--- start ---

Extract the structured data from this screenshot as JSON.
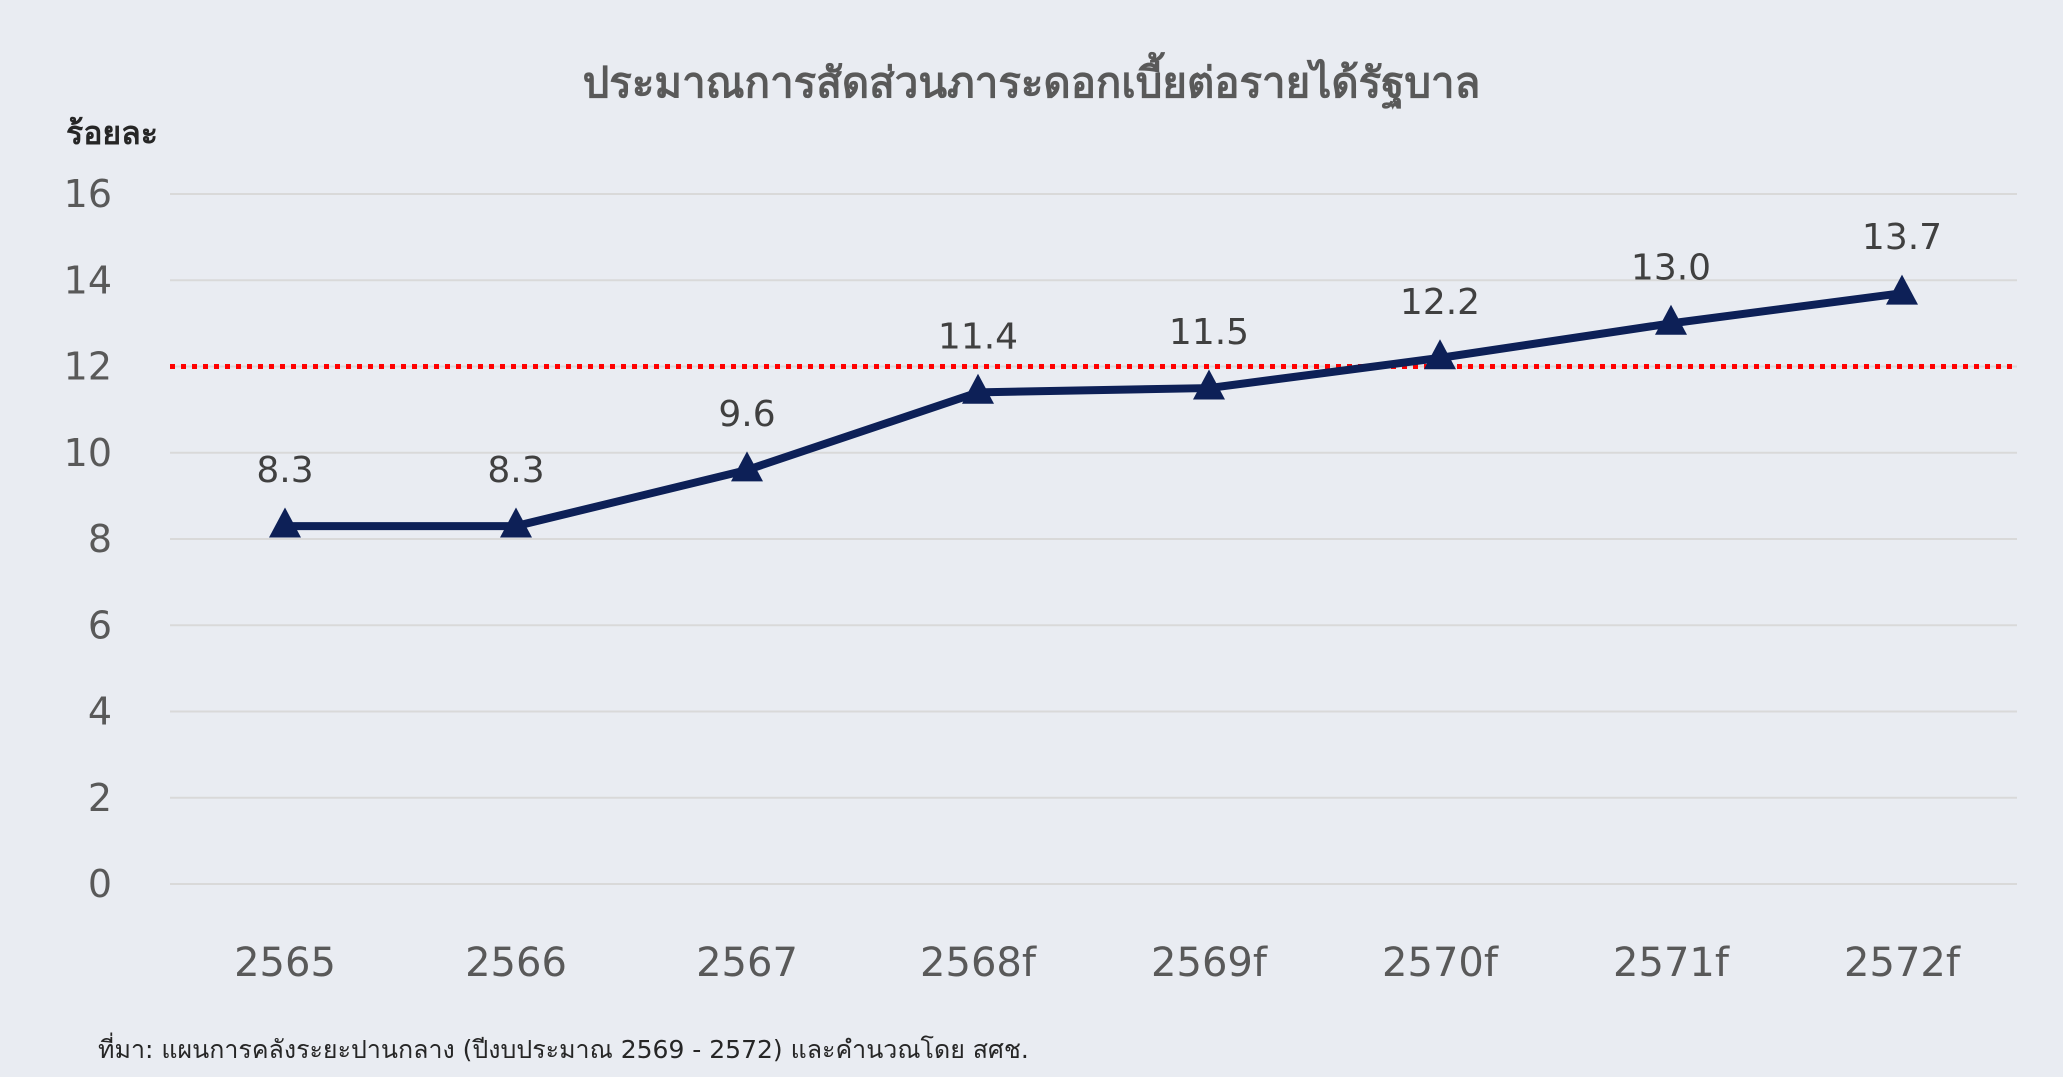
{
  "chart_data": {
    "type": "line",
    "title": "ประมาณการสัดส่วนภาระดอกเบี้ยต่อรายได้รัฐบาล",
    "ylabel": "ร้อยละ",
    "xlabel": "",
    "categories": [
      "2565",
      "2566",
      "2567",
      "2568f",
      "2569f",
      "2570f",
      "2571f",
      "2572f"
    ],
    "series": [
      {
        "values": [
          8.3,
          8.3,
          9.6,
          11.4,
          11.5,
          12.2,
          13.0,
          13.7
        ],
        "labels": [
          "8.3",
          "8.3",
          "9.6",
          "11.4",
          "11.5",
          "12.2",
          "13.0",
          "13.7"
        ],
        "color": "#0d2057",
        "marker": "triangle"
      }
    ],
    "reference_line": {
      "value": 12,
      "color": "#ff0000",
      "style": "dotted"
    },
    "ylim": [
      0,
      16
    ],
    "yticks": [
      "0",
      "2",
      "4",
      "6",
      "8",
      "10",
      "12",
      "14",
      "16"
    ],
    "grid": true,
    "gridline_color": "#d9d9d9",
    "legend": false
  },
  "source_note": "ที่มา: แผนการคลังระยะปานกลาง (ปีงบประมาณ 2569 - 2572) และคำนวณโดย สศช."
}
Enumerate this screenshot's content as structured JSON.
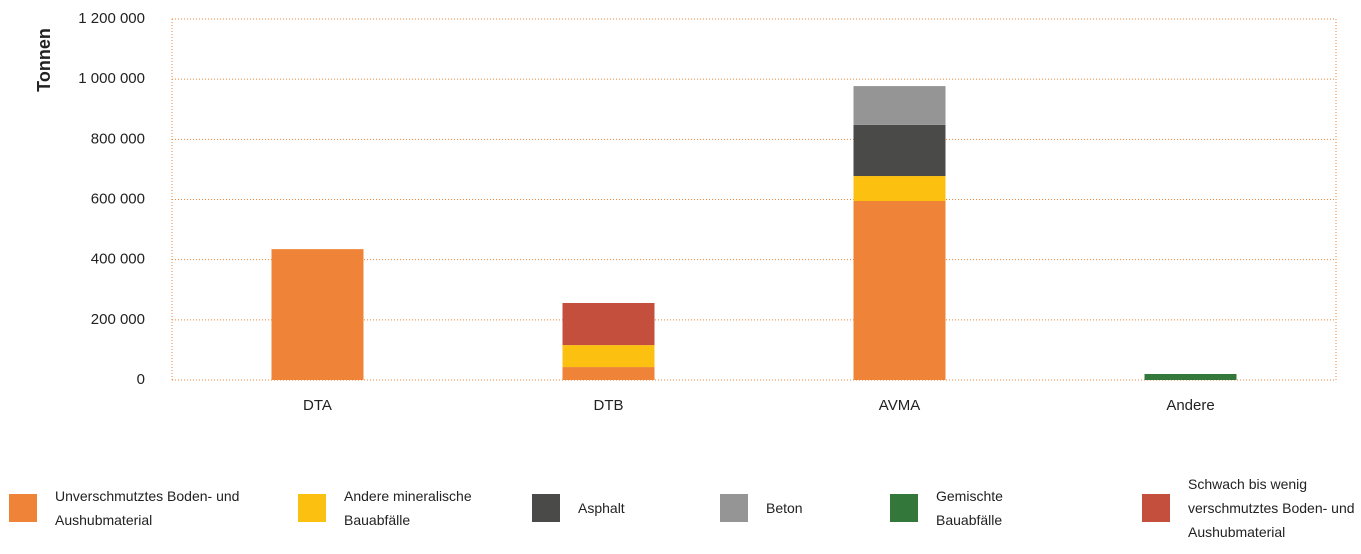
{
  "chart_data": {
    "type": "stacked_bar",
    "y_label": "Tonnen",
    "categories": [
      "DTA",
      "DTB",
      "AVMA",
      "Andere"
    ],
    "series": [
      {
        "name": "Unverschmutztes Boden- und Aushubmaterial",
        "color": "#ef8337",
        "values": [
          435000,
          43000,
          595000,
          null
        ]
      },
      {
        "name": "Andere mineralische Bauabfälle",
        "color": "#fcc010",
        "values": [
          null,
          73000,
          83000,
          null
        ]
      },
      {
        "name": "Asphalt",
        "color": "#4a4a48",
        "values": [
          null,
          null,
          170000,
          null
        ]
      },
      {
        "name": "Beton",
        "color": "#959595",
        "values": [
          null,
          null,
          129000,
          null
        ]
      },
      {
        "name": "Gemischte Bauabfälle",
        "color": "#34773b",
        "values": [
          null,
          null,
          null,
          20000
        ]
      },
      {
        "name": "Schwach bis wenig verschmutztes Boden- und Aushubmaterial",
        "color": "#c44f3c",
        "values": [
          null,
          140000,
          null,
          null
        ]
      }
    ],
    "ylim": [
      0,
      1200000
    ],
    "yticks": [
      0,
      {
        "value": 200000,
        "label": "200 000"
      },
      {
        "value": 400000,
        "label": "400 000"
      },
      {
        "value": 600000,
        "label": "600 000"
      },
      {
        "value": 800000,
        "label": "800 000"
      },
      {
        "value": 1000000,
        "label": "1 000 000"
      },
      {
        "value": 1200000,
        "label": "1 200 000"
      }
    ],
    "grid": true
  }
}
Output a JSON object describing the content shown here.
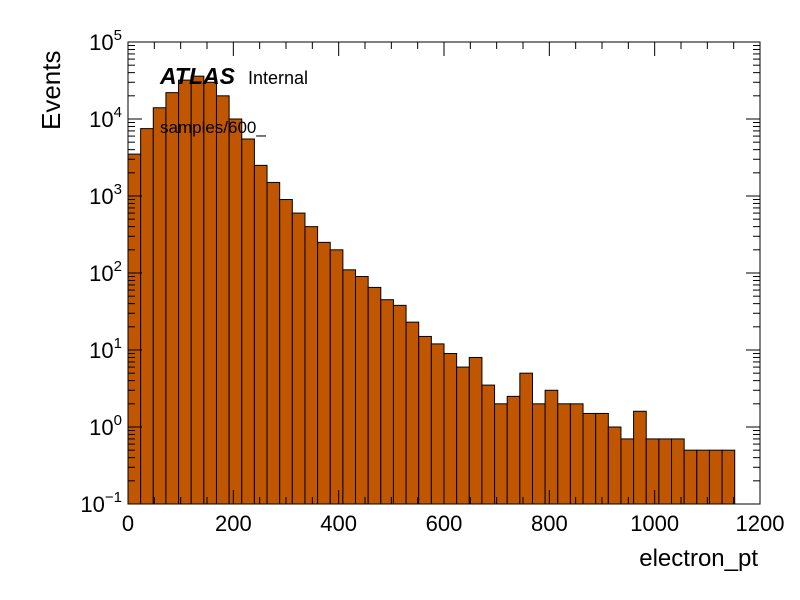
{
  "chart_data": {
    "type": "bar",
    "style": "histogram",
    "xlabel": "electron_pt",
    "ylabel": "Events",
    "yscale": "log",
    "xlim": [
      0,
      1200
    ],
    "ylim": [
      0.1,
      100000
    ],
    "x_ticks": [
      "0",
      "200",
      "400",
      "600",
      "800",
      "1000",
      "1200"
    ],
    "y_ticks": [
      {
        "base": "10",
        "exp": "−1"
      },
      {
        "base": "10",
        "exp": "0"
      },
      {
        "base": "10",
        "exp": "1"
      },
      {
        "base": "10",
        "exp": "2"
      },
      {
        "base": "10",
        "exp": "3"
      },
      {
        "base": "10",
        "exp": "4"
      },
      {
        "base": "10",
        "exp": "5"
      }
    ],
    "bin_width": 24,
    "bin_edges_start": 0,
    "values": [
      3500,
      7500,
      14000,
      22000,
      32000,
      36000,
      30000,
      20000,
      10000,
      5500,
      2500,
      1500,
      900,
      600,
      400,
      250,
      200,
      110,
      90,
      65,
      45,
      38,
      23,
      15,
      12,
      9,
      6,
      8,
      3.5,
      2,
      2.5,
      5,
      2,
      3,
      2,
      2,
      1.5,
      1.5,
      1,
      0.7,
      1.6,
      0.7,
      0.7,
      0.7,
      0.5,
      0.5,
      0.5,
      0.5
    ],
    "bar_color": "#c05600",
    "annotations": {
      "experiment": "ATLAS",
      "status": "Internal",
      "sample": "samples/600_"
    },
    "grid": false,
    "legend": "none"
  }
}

--- end ---

STATED TASK = Count how many lines above carry the word "this". Only the number is required.

CORRECT OUTPUT = 2